Data entries:
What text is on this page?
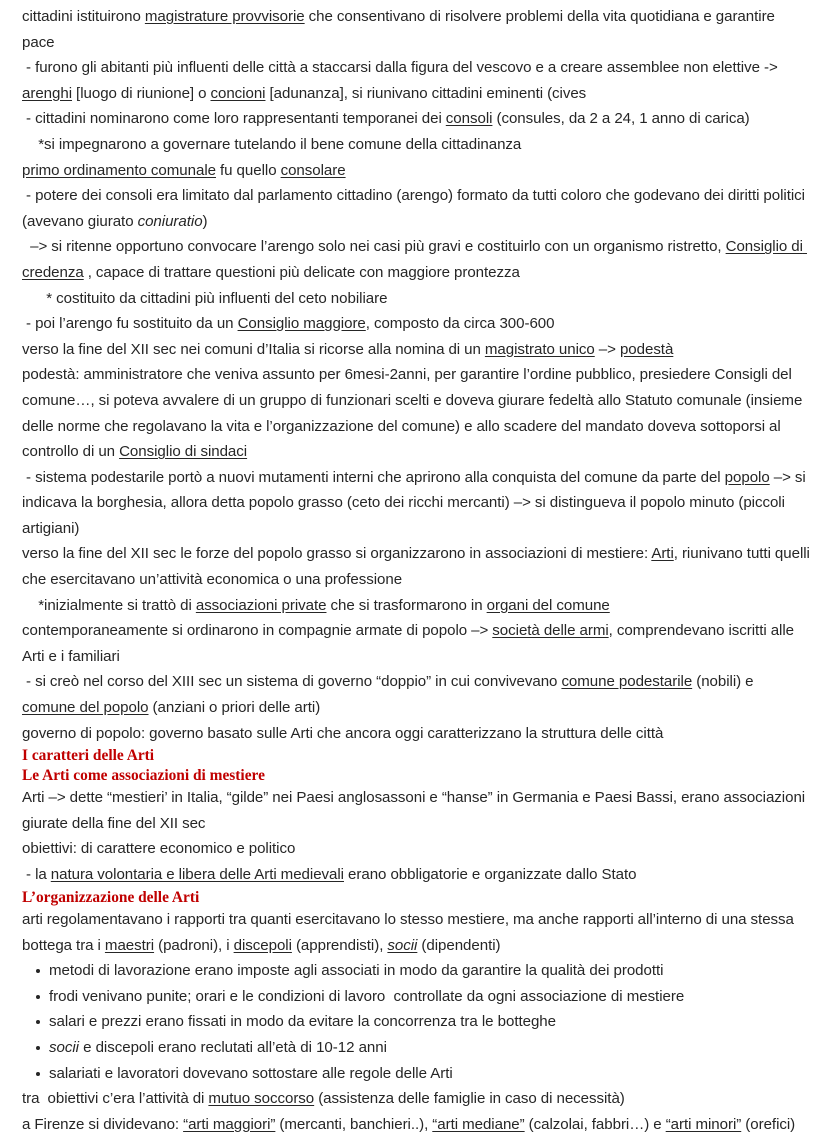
cittadini istituirono magistrature provvisorie che consentivano di risolvere problemi della vita quotidiana e garantire pace

- furono gli abitanti più influenti delle città a staccarsi dalla figura del vescovo e a creare assemblee non elettive -> arenghi [luogo di riunione] o concioni [adunanza], si riunivano cittadini eminenti (cives

- cittadini nominarono come loro rappresentanti temporanei dei consoli (consules, da 2 a 24, 1 anno di carica)

*si impegnarono a governare tutelando il bene comune della cittadinanza

primo ordinamento comunale fu quello consolare

- potere dei consoli era limitato dal parlamento cittadino (arengo) formato da tutti coloro che godevano dei diritti politici (avevano giurato coniuratio)

–> si ritenne opportuno convocare l’arengo solo nei casi più gravi e costituirlo con un organismo ristretto, Consiglio di credenza , capace di trattare questioni più delicate con maggiore prontezza

* costituito da cittadini più influenti del ceto nobiliare

- poi l’arengo fu sostituito da un Consiglio maggiore, composto da circa 300-600

verso la fine del XII sec nei comuni d’Italia si ricorse alla nomina di un magistrato unico –> podestà

podestà: amministratore che veniva assunto per 6mesi-2anni, per garantire l’ordine pubblico, presiedere Consigli del comune…, si poteva avvalere di un gruppo di funzionari scelti e doveva giurare fedeltà allo Statuto comunale (insieme delle norme che regolavano la vita e l’organizzazione del comune) e allo scadere del mandato doveva sottoporsi al controllo di un Consiglio di sindaci

- sistema podestarile portò a nuovi mutamenti interni che aprirono alla conquista del comune da parte del popolo –> si indicava la borghesia, allora detta popolo grasso (ceto dei ricchi mercanti) –> si distingueva il popolo minuto (piccoli artigiani)

verso la fine del XII sec le forze del popolo grasso si organizzarono in associazioni di mestiere: Arti, riunivano tutti quelli che esercitavano un’attività economica o una professione

*inizialmente si trattò di associazioni private che si trasformarono in organi del comune

contemporaneamente si ordinarono in compagnie armate di popolo –> società delle armi, comprendevano iscritti alle Arti e i familiari

- si creò nel corso del XIII sec un sistema di governo “doppio” in cui convivevano comune podestarile (nobili) e comune del popolo (anziani o priori delle arti)

governo di popolo: governo basato sulle Arti che ancora oggi caratterizzano la struttura delle città

I caratteri delle Arti

Le Arti come associazioni di mestiere

Arti –> dette “mestieri’ in Italia, “gilde” nei Paesi anglosassoni e “hanse” in Germania e Paesi Bassi, erano associazioni giurate della fine del XII sec

obiettivi: di carattere economico e politico

- la natura volontaria e libera delle Arti medievali erano obbligatorie e organizzate dallo Stato

L’organizzazione delle Arti

arti regolamentavano i rapporti tra quanti esercitavano lo stesso mestiere, ma anche rapporti all’interno di una stessa bottega tra i maestri (padroni), i discepoli (apprendisti), socii (dipendenti)

metodi di lavorazione erano imposte agli associati in modo da garantire la qualità dei prodotti
frodi venivano punite; orari e le condizioni di lavoro  controllate da ogni associazione di mestiere
salari e prezzi erano fissati in modo da evitare la concorrenza tra le botteghe
socii e discepoli erano reclutati all’età di 10-12 anni
salariati e lavoratori dovevano sottostare alle regole delle Arti

tra  obiettivi c’era l’attività di mutuo soccorso (assistenza delle famiglie in caso di necessità)

a Firenze si dividevano: “arti maggiori” (mercanti, banchieri..), “arti mediane” (calzolai, fabbri…) e “arti minori” (orefici)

Given request. Only a number is wanted: how many lines above include "arengo"?

Task response. 3